▶ **INFORMATION SHOWN**
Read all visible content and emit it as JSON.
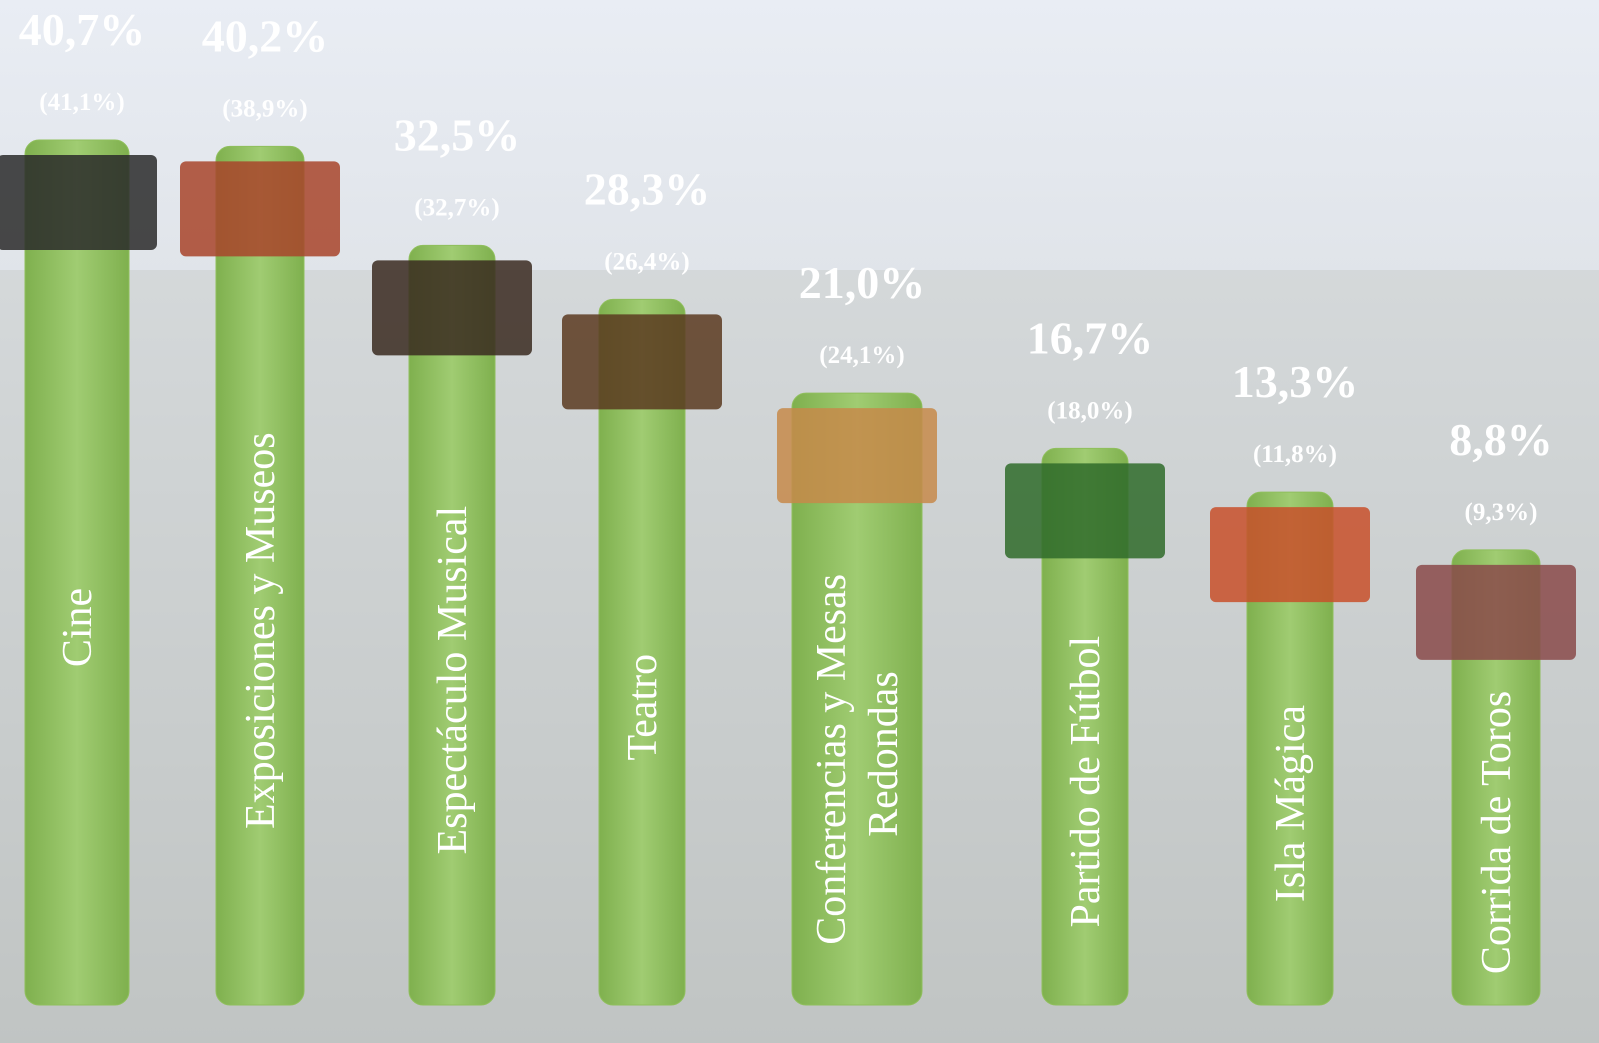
{
  "chart_data": {
    "type": "bar",
    "categories": [
      "Cine",
      "Exposiciones y Museos",
      "Espectáculo Musical",
      "Teatro",
      "Conferencias y Mesas Redondas",
      "Partido de Fútbol",
      "Isla Mágica",
      "Corrida de Toros"
    ],
    "series": [
      {
        "values": [
          40.7,
          40.2,
          32.5,
          28.3,
          21.0,
          16.7,
          13.3,
          8.8
        ],
        "value_labels": [
          "40,7%",
          "40,2%",
          "32,5%",
          "28,3%",
          "21,0%",
          "16,7%",
          "13,3%",
          "8,8%"
        ],
        "color": "#8fbf5c"
      },
      {
        "values": [
          41.1,
          38.9,
          32.7,
          26.4,
          24.1,
          18.0,
          11.8,
          9.3
        ],
        "value_labels": [
          "(41,1%)",
          "(38,9%)",
          "(32,7%)",
          "(26,4%)",
          "(24,1%)",
          "(18,0%)",
          "(11,8%)",
          "(9,3%)"
        ]
      }
    ]
  }
}
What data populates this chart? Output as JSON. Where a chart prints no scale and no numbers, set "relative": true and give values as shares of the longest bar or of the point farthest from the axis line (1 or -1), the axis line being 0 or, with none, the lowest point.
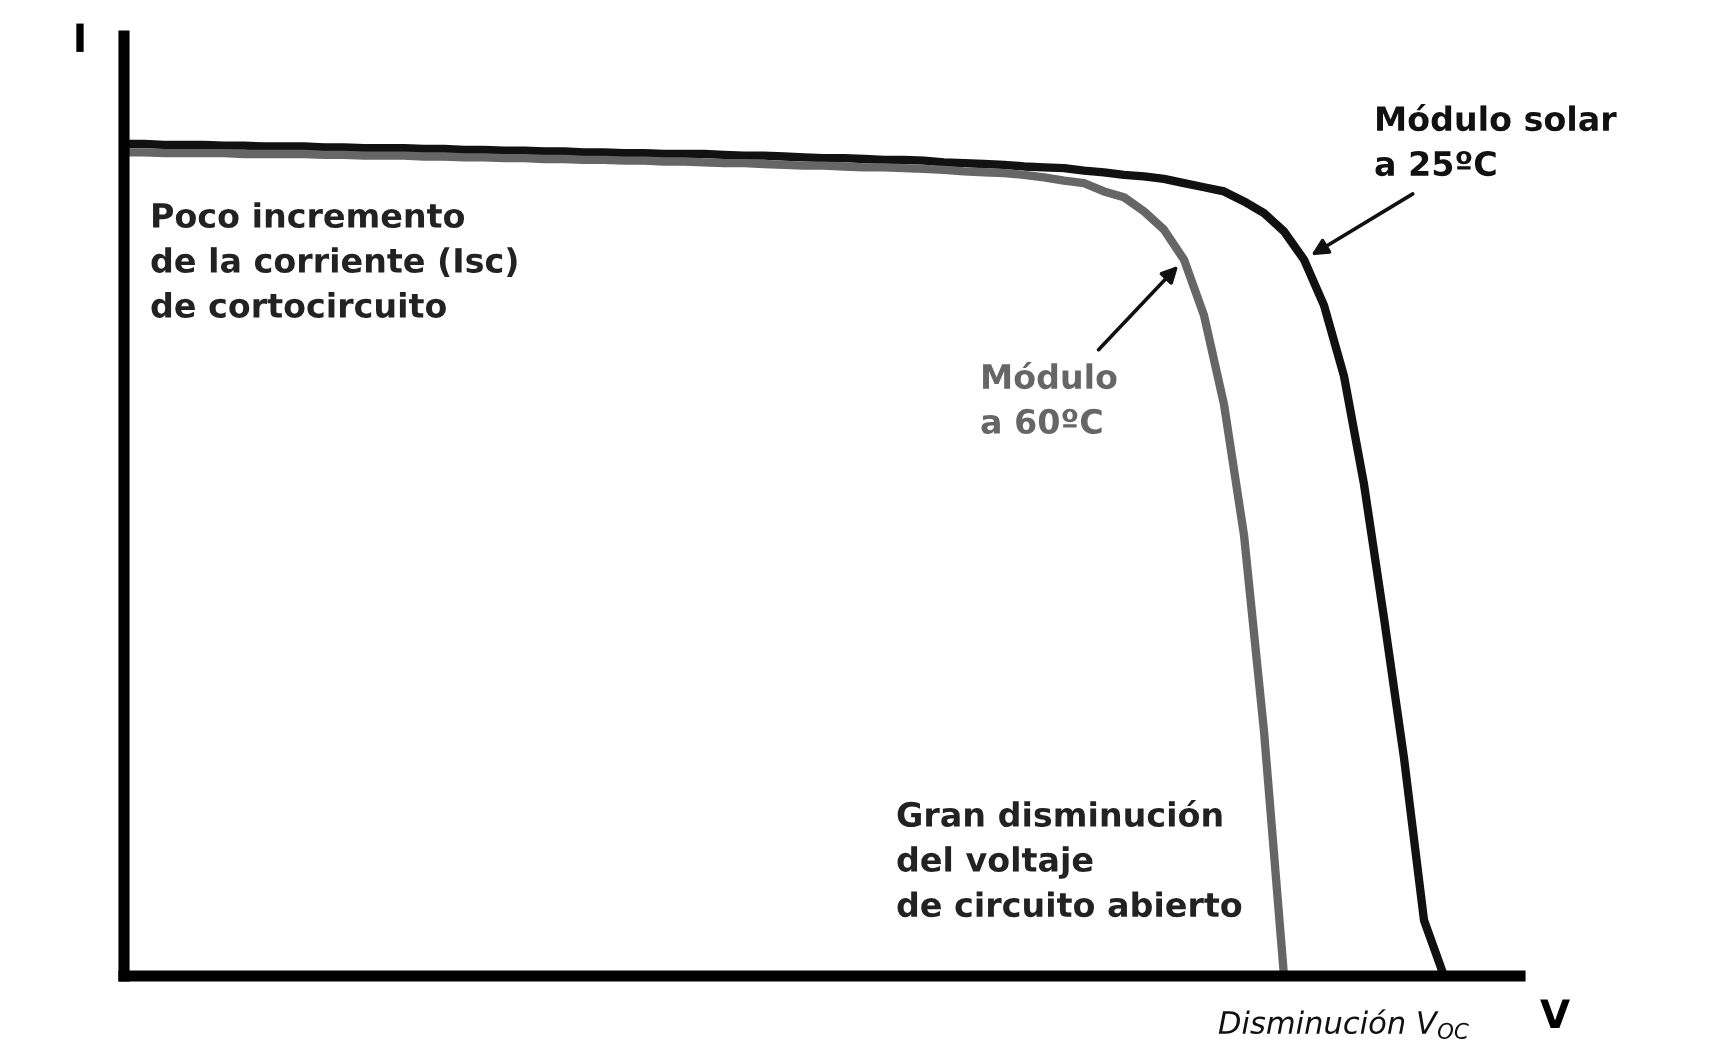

▶ **WHAT THE TASK REQUIRES**
Output the records above exactly as they are, leaving out the pictures.

▶ **TASK ANSWER**
Read all visible content and emit it as JSON.
{
  "chart_data": {
    "type": "bar",
    "categories": [
      "Cine",
      "Exposiciones y Museos",
      "Espectáculo Musical",
      "Teatro",
      "Conferencias y Mesas Redondas",
      "Partido de Fútbol",
      "Isla Mágica",
      "Corrida de Toros"
    ],
    "series": [
      {
        "values": [
          40.7,
          40.2,
          32.5,
          28.3,
          21.0,
          16.7,
          13.3,
          8.8
        ],
        "value_labels": [
          "40,7%",
          "40,2%",
          "32,5%",
          "28,3%",
          "21,0%",
          "16,7%",
          "13,3%",
          "8,8%"
        ],
        "color": "#8fbf5c"
      },
      {
        "values": [
          41.1,
          38.9,
          32.7,
          26.4,
          24.1,
          18.0,
          11.8,
          9.3
        ],
        "value_labels": [
          "(41,1%)",
          "(38,9%)",
          "(32,7%)",
          "(26,4%)",
          "(24,1%)",
          "(18,0%)",
          "(11,8%)",
          "(9,3%)"
        ]
      }
    ]
  }
}
What data populates this chart? Output as JSON. Where a chart prints no scale and no numbers, set "relative": true and give values as shares of the longest bar or of the point farthest from the axis line (1 or -1), the axis line being 0 or, with none, the lowest point.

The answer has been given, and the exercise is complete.